##### SUPPLIED DATA

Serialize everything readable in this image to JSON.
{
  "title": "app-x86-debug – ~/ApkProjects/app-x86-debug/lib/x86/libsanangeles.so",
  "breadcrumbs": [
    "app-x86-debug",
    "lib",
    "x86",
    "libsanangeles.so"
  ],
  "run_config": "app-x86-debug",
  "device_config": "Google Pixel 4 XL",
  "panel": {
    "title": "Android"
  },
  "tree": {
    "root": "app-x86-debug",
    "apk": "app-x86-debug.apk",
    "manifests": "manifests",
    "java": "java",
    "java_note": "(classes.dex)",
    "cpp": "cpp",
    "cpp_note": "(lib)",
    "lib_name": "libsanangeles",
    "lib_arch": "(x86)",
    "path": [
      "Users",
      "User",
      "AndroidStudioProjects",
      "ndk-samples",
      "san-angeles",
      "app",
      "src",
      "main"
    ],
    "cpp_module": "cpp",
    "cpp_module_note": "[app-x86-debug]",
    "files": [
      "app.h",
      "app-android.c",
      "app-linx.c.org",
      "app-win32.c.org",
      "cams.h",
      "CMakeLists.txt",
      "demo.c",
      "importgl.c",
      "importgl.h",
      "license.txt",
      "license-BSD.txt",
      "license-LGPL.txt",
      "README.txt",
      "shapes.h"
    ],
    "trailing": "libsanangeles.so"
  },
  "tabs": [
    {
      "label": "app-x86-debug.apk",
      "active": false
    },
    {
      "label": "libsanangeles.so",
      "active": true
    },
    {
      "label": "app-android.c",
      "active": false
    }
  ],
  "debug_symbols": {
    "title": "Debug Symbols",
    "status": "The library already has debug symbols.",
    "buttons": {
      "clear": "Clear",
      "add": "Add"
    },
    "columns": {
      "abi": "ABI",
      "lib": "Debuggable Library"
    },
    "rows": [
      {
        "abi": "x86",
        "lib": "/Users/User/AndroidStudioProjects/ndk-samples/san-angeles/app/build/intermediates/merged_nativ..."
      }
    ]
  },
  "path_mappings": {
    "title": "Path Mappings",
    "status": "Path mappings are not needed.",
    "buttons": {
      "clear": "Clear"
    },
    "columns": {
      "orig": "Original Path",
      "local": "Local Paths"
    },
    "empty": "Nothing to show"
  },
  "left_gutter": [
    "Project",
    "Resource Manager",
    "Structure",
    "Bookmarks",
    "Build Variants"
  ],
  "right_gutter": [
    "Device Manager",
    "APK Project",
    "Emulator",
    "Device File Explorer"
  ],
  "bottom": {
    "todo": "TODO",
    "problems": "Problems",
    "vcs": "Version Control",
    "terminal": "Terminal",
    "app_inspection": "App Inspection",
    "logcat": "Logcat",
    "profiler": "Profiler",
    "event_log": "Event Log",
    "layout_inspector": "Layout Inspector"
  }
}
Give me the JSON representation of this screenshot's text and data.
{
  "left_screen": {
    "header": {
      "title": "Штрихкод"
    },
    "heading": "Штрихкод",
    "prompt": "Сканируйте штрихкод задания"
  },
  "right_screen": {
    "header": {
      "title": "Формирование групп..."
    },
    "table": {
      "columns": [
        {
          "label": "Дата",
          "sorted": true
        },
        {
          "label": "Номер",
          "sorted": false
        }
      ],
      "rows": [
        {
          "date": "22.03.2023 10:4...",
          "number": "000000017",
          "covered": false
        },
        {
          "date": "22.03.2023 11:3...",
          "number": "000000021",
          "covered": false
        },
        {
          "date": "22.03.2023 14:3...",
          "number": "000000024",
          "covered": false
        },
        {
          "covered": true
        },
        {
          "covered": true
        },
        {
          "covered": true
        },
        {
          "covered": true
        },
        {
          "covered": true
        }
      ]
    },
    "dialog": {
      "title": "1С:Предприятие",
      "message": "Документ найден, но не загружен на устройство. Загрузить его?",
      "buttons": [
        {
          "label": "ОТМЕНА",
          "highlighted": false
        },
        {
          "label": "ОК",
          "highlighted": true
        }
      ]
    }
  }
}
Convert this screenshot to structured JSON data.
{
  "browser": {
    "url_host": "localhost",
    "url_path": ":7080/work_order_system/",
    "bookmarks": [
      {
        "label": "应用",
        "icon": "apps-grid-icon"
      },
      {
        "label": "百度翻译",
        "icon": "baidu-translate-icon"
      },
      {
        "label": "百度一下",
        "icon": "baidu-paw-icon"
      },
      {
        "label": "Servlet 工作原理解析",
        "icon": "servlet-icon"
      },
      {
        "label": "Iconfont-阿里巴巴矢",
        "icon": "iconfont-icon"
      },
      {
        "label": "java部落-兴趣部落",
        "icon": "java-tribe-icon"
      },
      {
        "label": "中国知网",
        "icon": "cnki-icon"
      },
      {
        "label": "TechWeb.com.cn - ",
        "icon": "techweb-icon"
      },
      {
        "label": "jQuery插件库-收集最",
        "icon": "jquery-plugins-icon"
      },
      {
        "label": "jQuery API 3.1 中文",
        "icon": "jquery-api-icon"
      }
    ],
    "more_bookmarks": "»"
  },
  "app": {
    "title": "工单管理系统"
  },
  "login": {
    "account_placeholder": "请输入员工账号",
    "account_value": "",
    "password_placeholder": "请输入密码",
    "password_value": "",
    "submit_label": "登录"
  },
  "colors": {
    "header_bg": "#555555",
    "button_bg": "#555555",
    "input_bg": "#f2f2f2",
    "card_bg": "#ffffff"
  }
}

##########

Go through the records above and retype each one exactly.

FINAL RESULT ▸
Serialize everything readable in this image to JSON.
{
  "title": "app-x86-debug – ~/ApkProjects/app-x86-debug/lib/x86/libsanangeles.so",
  "breadcrumbs": [
    "app-x86-debug",
    "lib",
    "x86",
    "libsanangeles.so"
  ],
  "run_config": "app-x86-debug",
  "device_config": "Google Pixel 4 XL",
  "panel": {
    "title": "Android"
  },
  "tree": {
    "root": "app-x86-debug",
    "apk": "app-x86-debug.apk",
    "manifests": "manifests",
    "java": "java",
    "java_note": "(classes.dex)",
    "cpp": "cpp",
    "cpp_note": "(lib)",
    "lib_name": "libsanangeles",
    "lib_arch": "(x86)",
    "path": [
      "Users",
      "User",
      "AndroidStudioProjects",
      "ndk-samples",
      "san-angeles",
      "app",
      "src",
      "main"
    ],
    "cpp_module": "cpp",
    "cpp_module_note": "[app-x86-debug]",
    "files": [
      "app.h",
      "app-android.c",
      "app-linx.c.org",
      "app-win32.c.org",
      "cams.h",
      "CMakeLists.txt",
      "demo.c",
      "importgl.c",
      "importgl.h",
      "license.txt",
      "license-BSD.txt",
      "license-LGPL.txt",
      "README.txt",
      "shapes.h"
    ],
    "trailing": "libsanangeles.so"
  },
  "tabs": [
    {
      "label": "app-x86-debug.apk",
      "active": false
    },
    {
      "label": "libsanangeles.so",
      "active": true
    },
    {
      "label": "app-android.c",
      "active": false
    }
  ],
  "debug_symbols": {
    "title": "Debug Symbols",
    "status": "The library already has debug symbols.",
    "buttons": {
      "clear": "Clear",
      "add": "Add"
    },
    "columns": {
      "abi": "ABI",
      "lib": "Debuggable Library"
    },
    "rows": [
      {
        "abi": "x86",
        "lib": "/Users/User/AndroidStudioProjects/ndk-samples/san-angeles/app/build/intermediates/merged_nativ..."
      }
    ]
  },
  "path_mappings": {
    "title": "Path Mappings",
    "status": "Path mappings are not needed.",
    "buttons": {
      "clear": "Clear"
    },
    "columns": {
      "orig": "Original Path",
      "local": "Local Paths"
    },
    "empty": "Nothing to show"
  },
  "left_gutter": [
    "Project",
    "Resource Manager",
    "Structure",
    "Bookmarks",
    "Build Variants"
  ],
  "right_gutter": [
    "Device Manager",
    "APK Project",
    "Emulator",
    "Device File Explorer"
  ],
  "bottom": {
    "todo": "TODO",
    "problems": "Problems",
    "vcs": "Version Control",
    "terminal": "Terminal",
    "app_inspection": "App Inspection",
    "logcat": "Logcat",
    "profiler": "Profiler",
    "event_log": "Event Log",
    "layout_inspector": "Layout Inspector"
  }
}
Give me the JSON representation of this screenshot's text and data.
{
  "left_screen": {
    "header": {
      "title": "Штрихкод"
    },
    "heading": "Штрихкод",
    "prompt": "Сканируйте штрихкод задания"
  },
  "right_screen": {
    "header": {
      "title": "Формирование групп..."
    },
    "table": {
      "columns": [
        {
          "label": "Дата",
          "sorted": true
        },
        {
          "label": "Номер",
          "sorted": false
        }
      ],
      "rows": [
        {
          "date": "22.03.2023 10:4...",
          "number": "000000017",
          "covered": false
        },
        {
          "date": "22.03.2023 11:3...",
          "number": "000000021",
          "covered": false
        },
        {
          "date": "22.03.2023 14:3...",
          "number": "000000024",
          "covered": false
        },
        {
          "covered": true
        },
        {
          "covered": true
        },
        {
          "covered": true
        },
        {
          "covered": true
        },
        {
          "covered": true
        }
      ]
    },
    "dialog": {
      "title": "1С:Предприятие",
      "message": "Документ найден, но не загружен на устройство. Загрузить его?",
      "buttons": [
        {
          "label": "ОТМЕНА",
          "highlighted": false
        },
        {
          "label": "ОК",
          "highlighted": true
        }
      ]
    }
  }
}
Convert this screenshot to structured JSON data.
{
  "browser": {
    "url_host": "localhost",
    "url_path": ":7080/work_order_system/",
    "bookmarks": [
      {
        "label": "应用",
        "icon": "apps-grid-icon"
      },
      {
        "label": "百度翻译",
        "icon": "baidu-translate-icon"
      },
      {
        "label": "百度一下",
        "icon": "baidu-paw-icon"
      },
      {
        "label": "Servlet 工作原理解析",
        "icon": "servlet-icon"
      },
      {
        "label": "Iconfont-阿里巴巴矢",
        "icon": "iconfont-icon"
      },
      {
        "label": "java部落-兴趣部落",
        "icon": "java-tribe-icon"
      },
      {
        "label": "中国知网",
        "icon": "cnki-icon"
      },
      {
        "label": "TechWeb.com.cn - ",
        "icon": "techweb-icon"
      },
      {
        "label": "jQuery插件库-收集最",
        "icon": "jquery-plugins-icon"
      },
      {
        "label": "jQuery API 3.1 中文",
        "icon": "jquery-api-icon"
      }
    ],
    "more_bookmarks": "»"
  },
  "app": {
    "title": "工单管理系统"
  },
  "login": {
    "account_placeholder": "请输入员工账号",
    "account_value": "",
    "password_placeholder": "请输入密码",
    "password_value": "",
    "submit_label": "登录"
  },
  "colors": {
    "header_bg": "#555555",
    "button_bg": "#555555",
    "input_bg": "#f2f2f2",
    "card_bg": "#ffffff"
  }
}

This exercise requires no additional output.